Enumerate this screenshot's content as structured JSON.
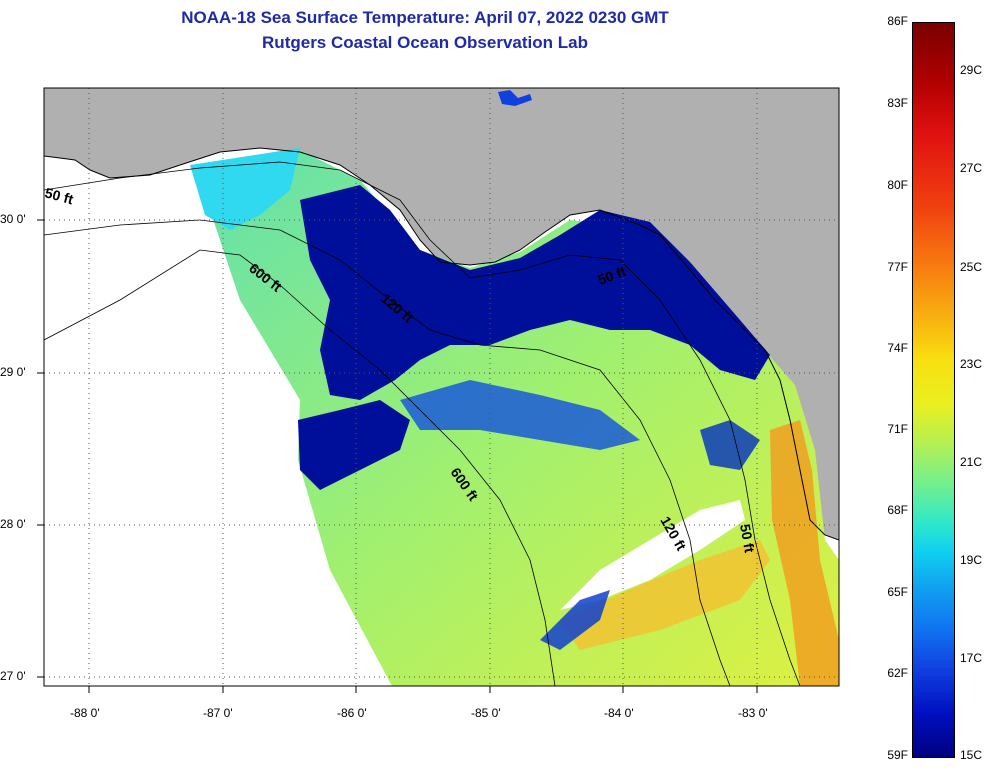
{
  "title": {
    "line1": "NOAA-18 Sea Surface Temperature:  April 07, 2022 0230 GMT",
    "line2": "Rutgers Coastal Ocean Observation Lab"
  },
  "colors": {
    "title_text": "#1f2aa8",
    "land": "#b0b0b0",
    "cloud_cold": "#000f9a",
    "warm_shelf": "#e8f040",
    "mid_shelf": "#70e8a0",
    "hot_coast": "#f0a020",
    "no_data": "#ffffff"
  },
  "map": {
    "lat_ticks": [
      "30 0'",
      "29 0'",
      "28 0'",
      "27 0'"
    ],
    "lon_ticks": [
      "-88 0'",
      "-87 0'",
      "-86 0'",
      "-85 0'",
      "-84 0'",
      "-83 0'"
    ],
    "contours": [
      "50 ft",
      "600 ft",
      "120 ft",
      "50 ft",
      "600 ft",
      "120 ft",
      "50 ft"
    ]
  },
  "colorbar": {
    "fahrenheit": [
      "86F",
      "83F",
      "80F",
      "77F",
      "74F",
      "71F",
      "68F",
      "65F",
      "62F",
      "59F"
    ],
    "celsius": [
      "29C",
      "27C",
      "25C",
      "23C",
      "21C",
      "19C",
      "17C",
      "15C"
    ]
  }
}
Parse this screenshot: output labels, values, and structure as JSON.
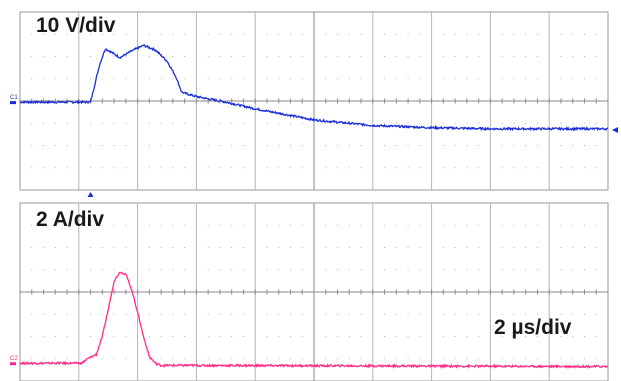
{
  "labels": {
    "voltage_scale": "10 V/div",
    "current_scale": "2 A/div",
    "time_scale": "2 µs/div"
  },
  "channels": {
    "c1": {
      "marker": "C1",
      "color": "#1a2fd6"
    },
    "c2": {
      "marker": "C2",
      "color": "#ff2a8a"
    }
  },
  "chart_data": [
    {
      "type": "line",
      "title": "",
      "xlabel": "",
      "ylabel": "",
      "grid": true,
      "xlim": [
        0,
        10
      ],
      "ylim": [
        -4,
        4
      ],
      "series": [
        {
          "x": [
            0,
            1.2,
            1.35,
            1.45,
            1.55,
            1.7,
            1.9,
            2.1,
            2.3,
            2.5,
            2.65,
            2.75,
            2.8,
            3.0,
            3.5,
            4,
            5,
            6,
            7,
            8,
            9,
            10
          ],
          "values": [
            -0.05,
            -0.05,
            1.6,
            2.35,
            2.2,
            1.95,
            2.25,
            2.5,
            2.3,
            1.8,
            1.1,
            0.4,
            0.35,
            0.2,
            -0.05,
            -0.35,
            -0.85,
            -1.1,
            -1.2,
            -1.25,
            -1.25,
            -1.25
          ]
        }
      ]
    },
    {
      "type": "line",
      "title": "",
      "xlabel": "",
      "ylabel": "",
      "grid": true,
      "xlim": [
        0,
        10
      ],
      "ylim": [
        -4,
        4
      ],
      "series": [
        {
          "x": [
            0,
            1.05,
            1.15,
            1.3,
            1.4,
            1.5,
            1.6,
            1.7,
            1.8,
            1.9,
            2.0,
            2.1,
            2.2,
            2.3,
            2.4,
            2.5,
            2.6,
            3.0,
            10
          ],
          "values": [
            -3.2,
            -3.2,
            -3.0,
            -2.8,
            -2.0,
            -0.8,
            0.5,
            0.9,
            0.8,
            0.1,
            -0.9,
            -2.0,
            -2.9,
            -3.2,
            -3.3,
            -3.3,
            -3.3,
            -3.3,
            -3.35
          ]
        }
      ]
    }
  ]
}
::::::::
To be done: Work through the records line by line and tally those holding "JSON". Reply with the number alone.

Solution for this problem: 2